▸ Your objective
Copy the records below line for line without changing anything, and leave out the pictures.

▸ Dataset content
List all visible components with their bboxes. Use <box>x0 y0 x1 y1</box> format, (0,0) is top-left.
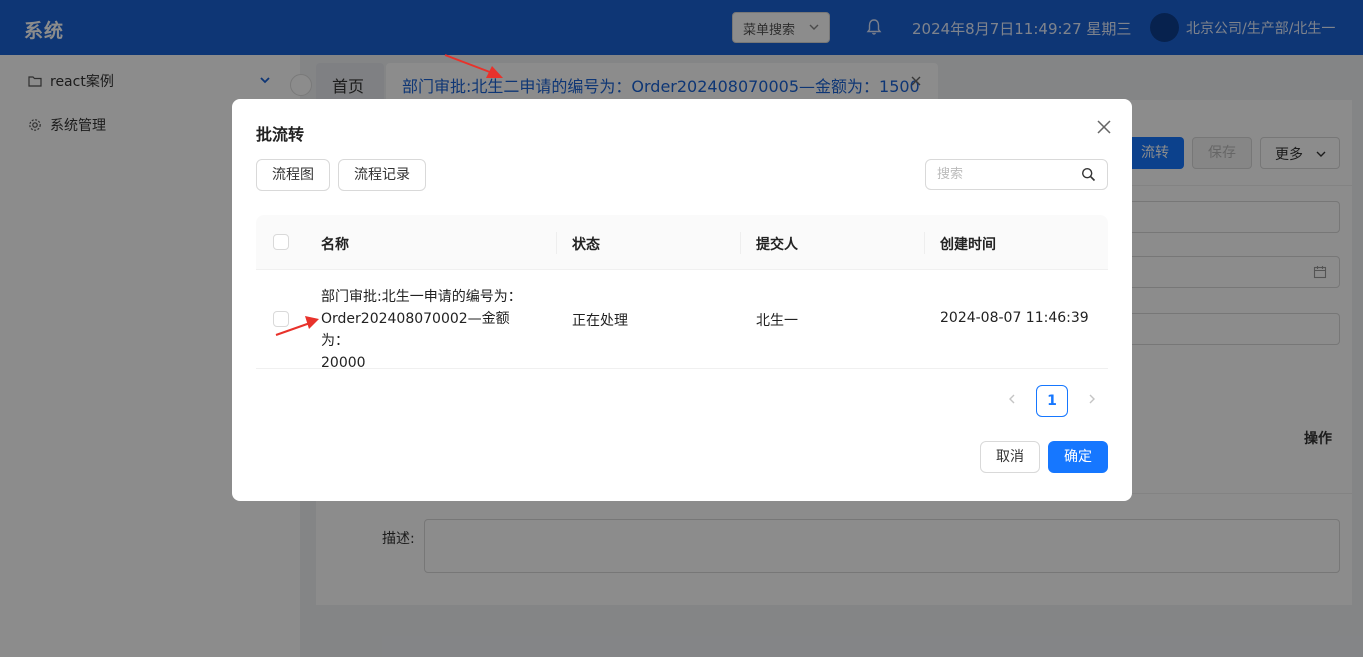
cell-created: 2024-08-07 11:46:39 <box>940 310 1089 326</box>
batch-flow-modal: 批流转 流程图 流程记录 名称 状态 提交人 创建时间 部门审批:北生一申请的编… <box>232 99 1132 501</box>
flowchart-button[interactable]: 流程图 <box>256 159 330 191</box>
confirm-button[interactable]: 确定 <box>1048 441 1108 473</box>
column-header-name: 名称 <box>321 237 349 253</box>
close-icon[interactable] <box>1096 119 1112 135</box>
cell-name-line: 20000 <box>321 355 366 371</box>
row-checkbox[interactable] <box>273 311 289 327</box>
table-row[interactable]: 部门审批:北生一申请的编号为： Order202408070002—金额为： 2… <box>256 270 1108 371</box>
modal-title: 批流转 <box>256 125 305 144</box>
cell-name: 部门审批:北生一申请的编号为： Order202408070002—金额为： 2… <box>321 286 531 374</box>
column-divider <box>556 232 557 254</box>
column-header-status: 状态 <box>572 237 600 253</box>
table-header: 名称 状态 提交人 创建时间 <box>256 215 1108 270</box>
cell-status: 正在处理 <box>572 313 628 329</box>
chevron-right-icon[interactable] <box>1086 393 1098 405</box>
flow-records-button[interactable]: 流程记录 <box>338 159 426 191</box>
pagination-page[interactable]: 1 <box>1036 385 1068 417</box>
column-divider <box>740 232 741 254</box>
column-divider <box>924 232 925 254</box>
column-header-submitter: 提交人 <box>756 237 798 253</box>
column-header-created: 创建时间 <box>940 237 996 253</box>
chevron-left-icon[interactable] <box>1006 393 1018 405</box>
cell-name-line: Order202408070002—金额为： <box>321 311 510 349</box>
search-icon[interactable] <box>1081 167 1096 182</box>
cancel-button[interactable]: 取消 <box>980 441 1040 473</box>
cell-submitter: 北生一 <box>756 313 798 329</box>
cell-name-line: 部门审批:北生一申请的编号为： <box>321 289 522 305</box>
select-all-checkbox[interactable] <box>273 234 289 250</box>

▸ The result
List all visible components with their bboxes. Use <box>x0 y0 x1 y1</box> format, (0,0) is top-left.
cell-created: 2024-08-07 11:46:39 <box>940 310 1089 326</box>
batch-flow-modal: 批流转 流程图 流程记录 名称 状态 提交人 创建时间 部门审批:北生一申请的编… <box>232 99 1132 501</box>
flowchart-button[interactable]: 流程图 <box>256 159 330 191</box>
confirm-button[interactable]: 确定 <box>1048 441 1108 473</box>
column-header-name: 名称 <box>321 237 349 253</box>
close-icon[interactable] <box>1096 119 1112 135</box>
cell-name-line: 20000 <box>321 355 366 371</box>
row-checkbox[interactable] <box>273 311 289 327</box>
table-row[interactable]: 部门审批:北生一申请的编号为： Order202408070002—金额为： 2… <box>256 270 1108 371</box>
modal-title: 批流转 <box>256 125 305 144</box>
cell-name: 部门审批:北生一申请的编号为： Order202408070002—金额为： 2… <box>321 286 531 374</box>
column-divider <box>556 232 557 254</box>
column-header-status: 状态 <box>572 237 600 253</box>
table-header: 名称 状态 提交人 创建时间 <box>256 215 1108 270</box>
cell-status: 正在处理 <box>572 313 628 329</box>
chevron-right-icon[interactable] <box>1086 393 1098 405</box>
flow-records-button[interactable]: 流程记录 <box>338 159 426 191</box>
pagination-page[interactable]: 1 <box>1036 385 1068 417</box>
column-divider <box>740 232 741 254</box>
column-divider <box>924 232 925 254</box>
column-header-submitter: 提交人 <box>756 237 798 253</box>
column-header-created: 创建时间 <box>940 237 996 253</box>
chevron-left-icon[interactable] <box>1006 393 1018 405</box>
cell-name-line: Order202408070002—金额为： <box>321 311 510 349</box>
search-icon[interactable] <box>1081 167 1096 182</box>
cancel-button[interactable]: 取消 <box>980 441 1040 473</box>
cell-submitter: 北生一 <box>756 313 798 329</box>
cell-name-line: 部门审批:北生一申请的编号为： <box>321 289 522 305</box>
select-all-checkbox[interactable] <box>273 234 289 250</box>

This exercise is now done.